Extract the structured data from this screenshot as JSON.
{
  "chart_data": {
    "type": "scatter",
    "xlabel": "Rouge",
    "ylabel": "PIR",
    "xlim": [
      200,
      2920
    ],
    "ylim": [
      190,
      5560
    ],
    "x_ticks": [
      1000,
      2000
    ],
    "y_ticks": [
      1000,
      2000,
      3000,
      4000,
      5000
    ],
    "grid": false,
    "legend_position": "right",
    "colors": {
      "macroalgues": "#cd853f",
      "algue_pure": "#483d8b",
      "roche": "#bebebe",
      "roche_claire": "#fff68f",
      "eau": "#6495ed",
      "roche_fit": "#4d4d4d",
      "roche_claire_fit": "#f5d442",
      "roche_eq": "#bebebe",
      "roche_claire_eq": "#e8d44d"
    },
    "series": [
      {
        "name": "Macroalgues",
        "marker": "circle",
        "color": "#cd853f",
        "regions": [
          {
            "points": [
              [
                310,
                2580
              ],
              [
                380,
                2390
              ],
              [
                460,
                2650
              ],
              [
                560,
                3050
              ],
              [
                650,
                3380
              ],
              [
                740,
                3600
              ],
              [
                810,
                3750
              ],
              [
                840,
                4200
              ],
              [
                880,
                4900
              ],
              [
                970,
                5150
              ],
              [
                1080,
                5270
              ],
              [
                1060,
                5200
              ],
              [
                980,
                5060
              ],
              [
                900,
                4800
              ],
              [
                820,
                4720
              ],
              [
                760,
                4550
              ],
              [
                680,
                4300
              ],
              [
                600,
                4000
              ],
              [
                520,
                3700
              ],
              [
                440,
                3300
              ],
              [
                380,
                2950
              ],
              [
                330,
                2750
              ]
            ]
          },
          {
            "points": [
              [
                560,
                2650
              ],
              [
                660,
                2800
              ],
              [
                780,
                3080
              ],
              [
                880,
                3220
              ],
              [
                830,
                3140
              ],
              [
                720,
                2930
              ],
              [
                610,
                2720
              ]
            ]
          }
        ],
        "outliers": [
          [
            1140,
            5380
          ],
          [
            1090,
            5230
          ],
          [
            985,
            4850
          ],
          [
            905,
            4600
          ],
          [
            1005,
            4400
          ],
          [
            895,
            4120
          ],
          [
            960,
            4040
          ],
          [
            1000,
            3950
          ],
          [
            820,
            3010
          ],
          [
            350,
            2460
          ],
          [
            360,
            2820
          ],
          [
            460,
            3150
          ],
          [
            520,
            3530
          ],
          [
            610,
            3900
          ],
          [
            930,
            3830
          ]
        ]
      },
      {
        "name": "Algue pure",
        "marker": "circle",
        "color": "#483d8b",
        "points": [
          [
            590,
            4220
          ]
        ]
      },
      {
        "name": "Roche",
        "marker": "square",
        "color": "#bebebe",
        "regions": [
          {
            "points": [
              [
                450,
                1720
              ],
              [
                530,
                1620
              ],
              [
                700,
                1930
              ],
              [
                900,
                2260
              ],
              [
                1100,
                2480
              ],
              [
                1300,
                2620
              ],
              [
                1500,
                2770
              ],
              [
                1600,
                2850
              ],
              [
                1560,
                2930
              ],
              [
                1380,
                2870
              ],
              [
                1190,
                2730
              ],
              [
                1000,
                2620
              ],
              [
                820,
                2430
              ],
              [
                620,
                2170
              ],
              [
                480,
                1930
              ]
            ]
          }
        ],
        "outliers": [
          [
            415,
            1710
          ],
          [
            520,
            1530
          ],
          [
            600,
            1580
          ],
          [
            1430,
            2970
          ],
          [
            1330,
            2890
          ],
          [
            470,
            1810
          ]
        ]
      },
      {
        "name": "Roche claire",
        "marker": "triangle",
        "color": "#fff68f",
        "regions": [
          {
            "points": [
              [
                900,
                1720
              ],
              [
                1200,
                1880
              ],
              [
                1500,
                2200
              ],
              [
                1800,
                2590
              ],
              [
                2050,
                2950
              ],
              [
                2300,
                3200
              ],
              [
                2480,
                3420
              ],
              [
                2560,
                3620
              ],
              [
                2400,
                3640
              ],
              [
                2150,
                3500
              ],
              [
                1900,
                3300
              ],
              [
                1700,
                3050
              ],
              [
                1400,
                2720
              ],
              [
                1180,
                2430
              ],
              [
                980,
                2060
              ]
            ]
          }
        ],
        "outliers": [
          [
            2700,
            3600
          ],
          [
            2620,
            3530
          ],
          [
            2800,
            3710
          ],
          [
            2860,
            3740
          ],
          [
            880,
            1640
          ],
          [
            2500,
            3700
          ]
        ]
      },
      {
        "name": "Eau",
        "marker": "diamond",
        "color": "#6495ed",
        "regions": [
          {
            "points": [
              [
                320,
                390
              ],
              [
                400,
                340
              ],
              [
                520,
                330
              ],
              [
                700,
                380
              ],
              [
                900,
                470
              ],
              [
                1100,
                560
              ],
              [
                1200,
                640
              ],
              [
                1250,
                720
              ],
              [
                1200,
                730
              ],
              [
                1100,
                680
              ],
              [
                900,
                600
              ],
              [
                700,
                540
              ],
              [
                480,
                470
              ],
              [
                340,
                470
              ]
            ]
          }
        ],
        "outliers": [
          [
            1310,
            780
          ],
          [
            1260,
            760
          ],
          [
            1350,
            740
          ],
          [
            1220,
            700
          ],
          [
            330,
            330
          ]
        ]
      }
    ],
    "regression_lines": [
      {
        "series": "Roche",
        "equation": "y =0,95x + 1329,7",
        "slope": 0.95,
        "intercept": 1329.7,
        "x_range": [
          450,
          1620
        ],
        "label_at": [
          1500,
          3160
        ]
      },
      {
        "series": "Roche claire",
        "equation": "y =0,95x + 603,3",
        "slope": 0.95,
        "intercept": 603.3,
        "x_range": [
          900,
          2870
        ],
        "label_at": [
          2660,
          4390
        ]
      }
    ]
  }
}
══════════
**WHAT YOU HAVE TO DO**
Of the lines in this listing, report how many contain the string "equation", and give the number only.

**WORKED ANSWER**
2